(A block of data)
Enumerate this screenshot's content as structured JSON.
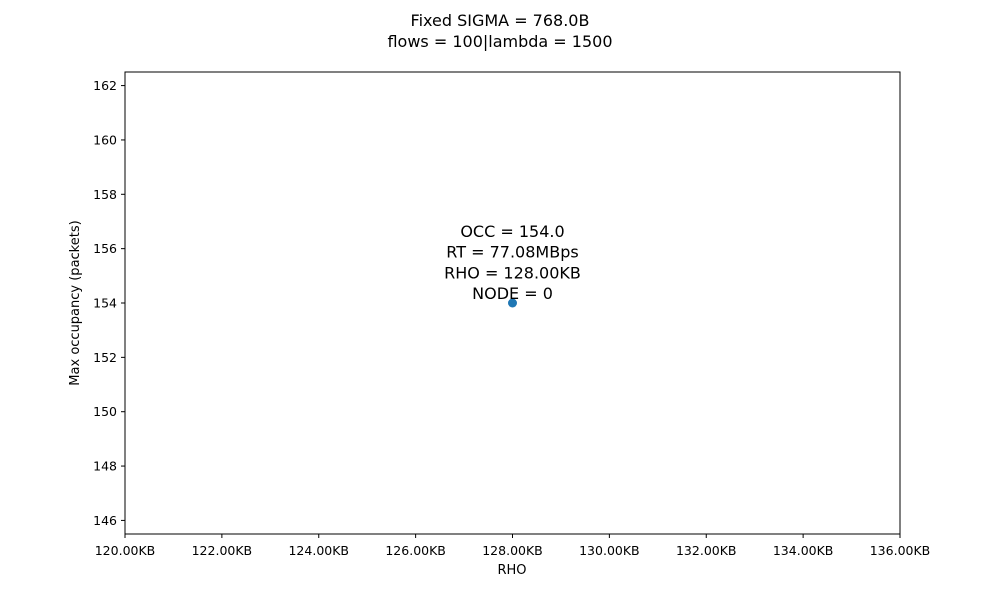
{
  "chart_data": {
    "type": "scatter",
    "title": "Fixed SIGMA = 768.0B",
    "subtitle": "flows = 100|lambda = 1500",
    "xlabel": "RHO",
    "ylabel": "Max occupancy (packets)",
    "xlim": [
      120,
      136
    ],
    "ylim": [
      145.5,
      162.5
    ],
    "x_unit": "KB",
    "x_ticks": [
      120,
      122,
      124,
      126,
      128,
      130,
      132,
      134,
      136
    ],
    "x_tick_labels": [
      "120.00KB",
      "122.00KB",
      "124.00KB",
      "126.00KB",
      "128.00KB",
      "130.00KB",
      "132.00KB",
      "134.00KB",
      "136.00KB"
    ],
    "y_ticks": [
      146,
      148,
      150,
      152,
      154,
      156,
      158,
      160,
      162
    ],
    "y_tick_labels": [
      "146",
      "148",
      "150",
      "152",
      "154",
      "156",
      "158",
      "160",
      "162"
    ],
    "grid": false,
    "legend": "none",
    "points": [
      {
        "x": 128,
        "y": 154,
        "color": "#1f77b4"
      }
    ],
    "annotations": [
      {
        "lines": [
          "OCC = 154.0",
          "RT = 77.08MBps",
          "RHO = 128.00KB",
          "NODE = 0"
        ]
      }
    ]
  }
}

What to do:
Reproduce the material word for word. Any pictures should be left out of the copy.

Exercise solution:
Enumerate this screenshot's content as structured JSON.
{
  "chart_data": {
    "type": "scatter",
    "title": "Fixed SIGMA = 768.0B",
    "subtitle": "flows = 100|lambda = 1500",
    "xlabel": "RHO",
    "ylabel": "Max occupancy (packets)",
    "xlim": [
      120,
      136
    ],
    "ylim": [
      145.5,
      162.5
    ],
    "x_unit": "KB",
    "x_ticks": [
      120,
      122,
      124,
      126,
      128,
      130,
      132,
      134,
      136
    ],
    "x_tick_labels": [
      "120.00KB",
      "122.00KB",
      "124.00KB",
      "126.00KB",
      "128.00KB",
      "130.00KB",
      "132.00KB",
      "134.00KB",
      "136.00KB"
    ],
    "y_ticks": [
      146,
      148,
      150,
      152,
      154,
      156,
      158,
      160,
      162
    ],
    "y_tick_labels": [
      "146",
      "148",
      "150",
      "152",
      "154",
      "156",
      "158",
      "160",
      "162"
    ],
    "grid": false,
    "legend": "none",
    "points": [
      {
        "x": 128,
        "y": 154,
        "color": "#1f77b4"
      }
    ],
    "annotations": [
      {
        "lines": [
          "OCC = 154.0",
          "RT = 77.08MBps",
          "RHO = 128.00KB",
          "NODE = 0"
        ]
      }
    ]
  }
}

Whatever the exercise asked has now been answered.